> Halaman:
──────────
Memedi itu bahasa Betawi untuk makhluk halus yang suka menakut-nakuti manusia. Aslinya dari bangsa jin juga. Tujuannya agar manusia jadi tergoda dan terpedaya, condong kepadanya, dan jadi pengikutnya. Jinnya tentu jin kafir. Karena jin muslim sama dengan manusia yg muslim, cenderung kepada kebenaran dan mengikuti syariat Nabi Muhammad SAW.
Setiap suku dan bangsa punya nama masing-masing yang berbeda. Orang Sunda menyebutnya “jurig jarian”. Orang Betawi punya nama lain selain memedi, yaitu setan rerumputan. Bahasa Jawanya mungkin “dedemit”. Bahasa Inggrisnya “gost”, bahasa Arabnya “syaithon”.
Semua bangsa di berbagai belahan dunia dari yang primitif sampai yang modern mempercayai makhluk halus ini. Sampai orang Amerikapun yang rasional dan maju sain-teknologinya, seperti yang dituturkan Prof. Jujun Suriasumantri masih mempercayai adanya makhkuk ini.
Khusus orang Betawi wujud astral makhluk ini sama dengan yang dikenal masyarakat Indonesaia pada umumnya : pocong, kuntilanak, genderuwo, tuyul, dan dangyang.
Tidak seperti suku-suku lainnya di Indonesia, kepercayaan orang Betawi terhadap makhluk gaib tidak sampai mempengaruhi kepercayaannya kepada Allah SWT sebagai satu-satunya Tuhan yang menciptakan yang wajib disembah. Bagi orang Betawi semua makhluk halus (gaib) itu adalah ciptaan (makhluk) Allah SWT yang tunduk kepada Allah SWT, semua ada dalam genggaman Kekuasaan-Nya.
Kebanyakan Orang Betawi tidak mengenal yang namanya sedekah bumi, sesajen, memasang benda-benda tertentu saat hamil, saat membangun rumah atau hajatan. Orang Betawi juga tidak memiliki tradisi menanam ari-ari dari orang baru saja melahirkan, yang dipasangi lampu, diletakkan pensil dan benda-benda lain karena suatu keyakinan tertentu seperti suku laiinya. Ibuku yang melahirkan sampai 14 kali, tak sekalipun melalukan itu. Ari-ari kami dipendam oleh ayahku dengan wadah kendi kecil ke dalam tanah sambil membaca lafaz basmalah dan ayat-ayat al-Qur’an. Sebab menurut orang Betawi keyakinan di atas jatuhnya syirik. Sebab masih mengakui ada kekuatan lain selain Allah SWT.
──────────
> Tindakan yang Diperlukan:
1. Dalam tulisan tentang memedi, apa sebutan orang Sunda untuk makhluk halus itu?
2. Tuliskan kembali tanpa perubahan bagian tulisan tentang memedi yang diawali kata-kata berisi "Setiap suku dan" dan diakhiri "adanya makhkuk ini.".

> Bahan yang Disediakan:
──────────
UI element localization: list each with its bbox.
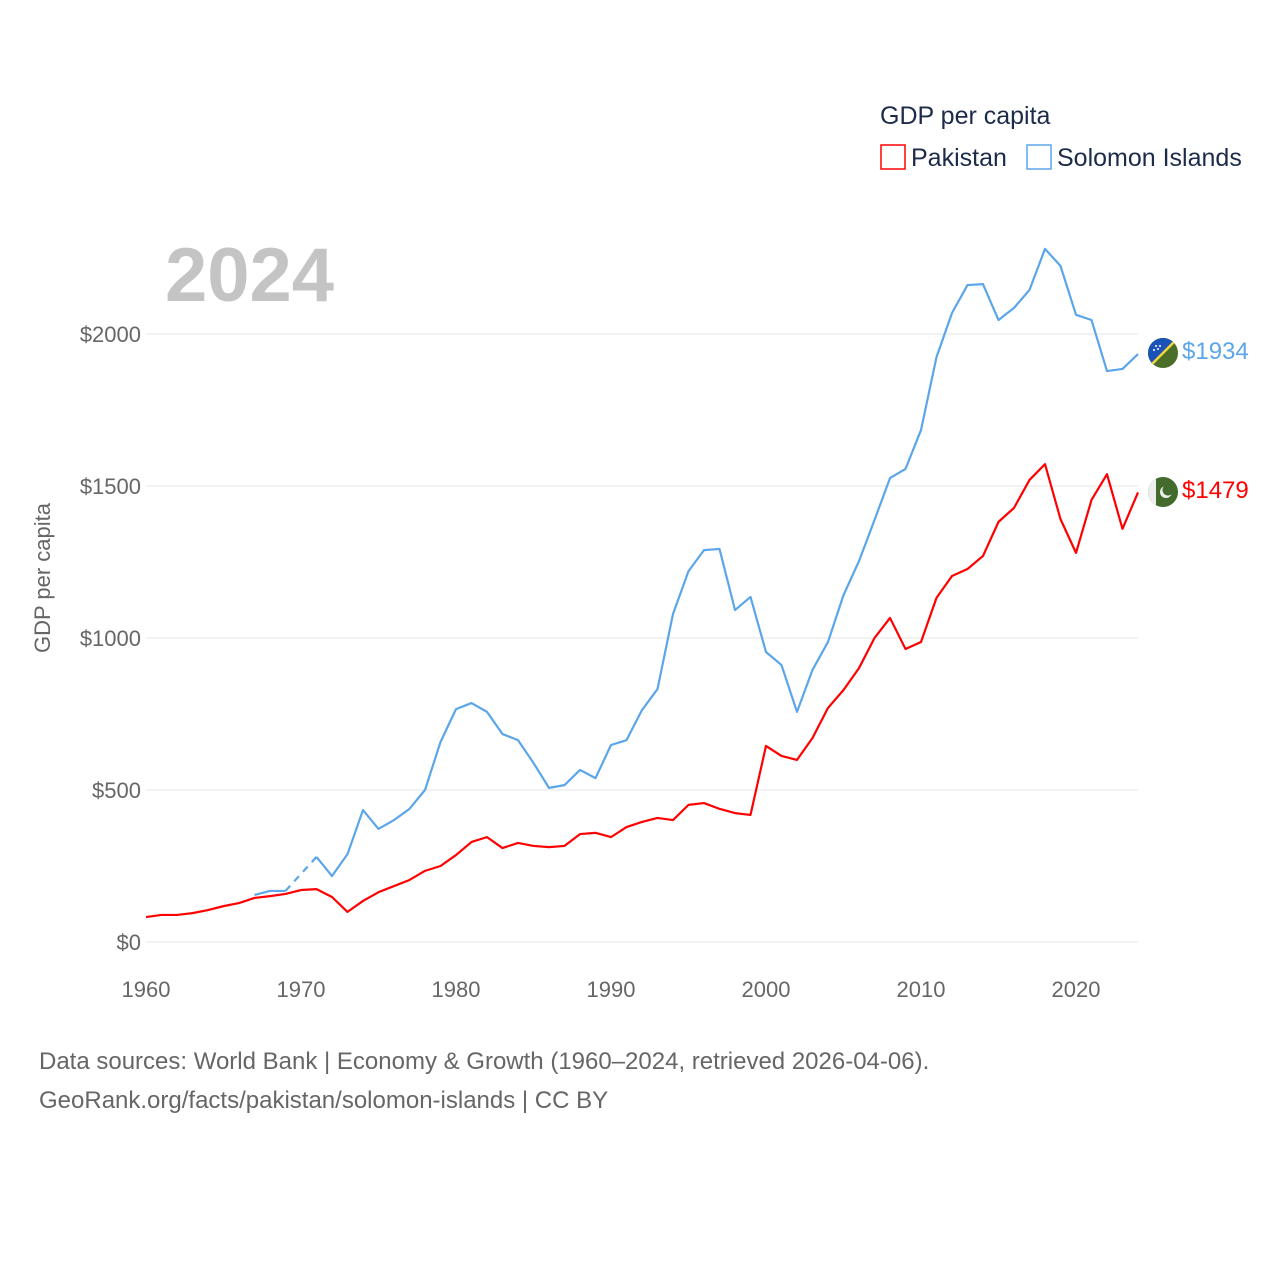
──────────
> Jawaban yang Diberikan:
1. Jurig jarian.

2.
Setiap suku dan bangsa punya nama masing-masing yang berbeda. Orang Sunda menyebutnya “jurig jarian”. Orang Betawi punya nama lain selain memedi, yaitu setan rerumputan. Bahasa Jawanya mungkin “dedemit”. Bahasa Inggrisnya “gost”, bahasa Arabnya “syaithon”.
Semua bangsa di berbagai belahan dunia dari yang primitif sampai yang modern mempercayai makhluk halus ini. Sampai orang Amerikapun yang rasional dan maju sain-teknologinya, seperti yang dituturkan Prof. Jujun Suriasumantri masih mempercayai adanya makhkuk ini.